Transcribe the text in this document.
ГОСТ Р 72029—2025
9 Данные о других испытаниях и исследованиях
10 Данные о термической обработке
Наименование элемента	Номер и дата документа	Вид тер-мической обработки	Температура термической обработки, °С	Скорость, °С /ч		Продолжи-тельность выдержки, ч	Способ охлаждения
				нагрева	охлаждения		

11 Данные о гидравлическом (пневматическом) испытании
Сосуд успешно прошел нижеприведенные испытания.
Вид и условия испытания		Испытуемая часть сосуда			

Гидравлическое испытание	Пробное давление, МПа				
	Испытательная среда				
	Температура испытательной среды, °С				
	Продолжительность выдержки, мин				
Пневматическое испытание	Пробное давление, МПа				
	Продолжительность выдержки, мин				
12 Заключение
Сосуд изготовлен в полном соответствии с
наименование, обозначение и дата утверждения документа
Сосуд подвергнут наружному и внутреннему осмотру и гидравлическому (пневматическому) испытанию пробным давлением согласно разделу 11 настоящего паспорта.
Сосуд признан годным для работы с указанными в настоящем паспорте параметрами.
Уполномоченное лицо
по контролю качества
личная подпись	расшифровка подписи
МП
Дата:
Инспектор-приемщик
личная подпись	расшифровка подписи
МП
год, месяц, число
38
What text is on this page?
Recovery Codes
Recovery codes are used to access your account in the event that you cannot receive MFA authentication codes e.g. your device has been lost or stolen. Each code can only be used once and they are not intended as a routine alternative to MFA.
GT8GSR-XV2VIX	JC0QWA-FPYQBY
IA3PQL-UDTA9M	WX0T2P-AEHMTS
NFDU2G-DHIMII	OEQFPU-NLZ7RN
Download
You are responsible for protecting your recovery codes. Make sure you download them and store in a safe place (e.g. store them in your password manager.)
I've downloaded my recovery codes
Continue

·····

**Given exercise**
Output the whole listing above again, word for word.

**Answer for this exercise**
Transcribe the text in this document.
ГОСТ Р 72029—2025
9 Данные о других испытаниях и исследованиях
10 Данные о термической обработке
Наименование элемента	Номер и дата документа	Вид тер-мической обработки	Температура термической обработки, °С	Скорость, °С /ч		Продолжи-тельность выдержки, ч	Способ охлаждения
				нагрева	охлаждения		

11 Данные о гидравлическом (пневматическом) испытании
Сосуд успешно прошел нижеприведенные испытания.
Вид и условия испытания		Испытуемая часть сосуда			

Гидравлическое испытание	Пробное давление, МПа				
	Испытательная среда				
	Температура испытательной среды, °С				
	Продолжительность выдержки, мин				
Пневматическое испытание	Пробное давление, МПа				
	Продолжительность выдержки, мин				
12 Заключение
Сосуд изготовлен в полном соответствии с
наименование, обозначение и дата утверждения документа
Сосуд подвергнут наружному и внутреннему осмотру и гидравлическому (пневматическому) испытанию пробным давлением согласно разделу 11 настоящего паспорта.
Сосуд признан годным для работы с указанными в настоящем паспорте параметрами.
Уполномоченное лицо
по контролю качества
личная подпись	расшифровка подписи
МП
Дата:
Инспектор-приемщик
личная подпись	расшифровка подписи
МП
год, месяц, число
38
What text is on this page?
Recovery Codes
Recovery codes are used to access your account in the event that you cannot receive MFA authentication codes e.g. your device has been lost or stolen. Each code can only be used once and they are not intended as a routine alternative to MFA.
GT8GSR-XV2VIX	JC0QWA-FPYQBY
IA3PQL-UDTA9M	WX0T2P-AEHMTS
NFDU2G-DHIMII	OEQFPU-NLZ7RN
Download
You are responsible for protecting your recovery codes. Make sure you download them and store in a safe place (e.g. store them in your password manager.)
I've downloaded my recovery codes
Continue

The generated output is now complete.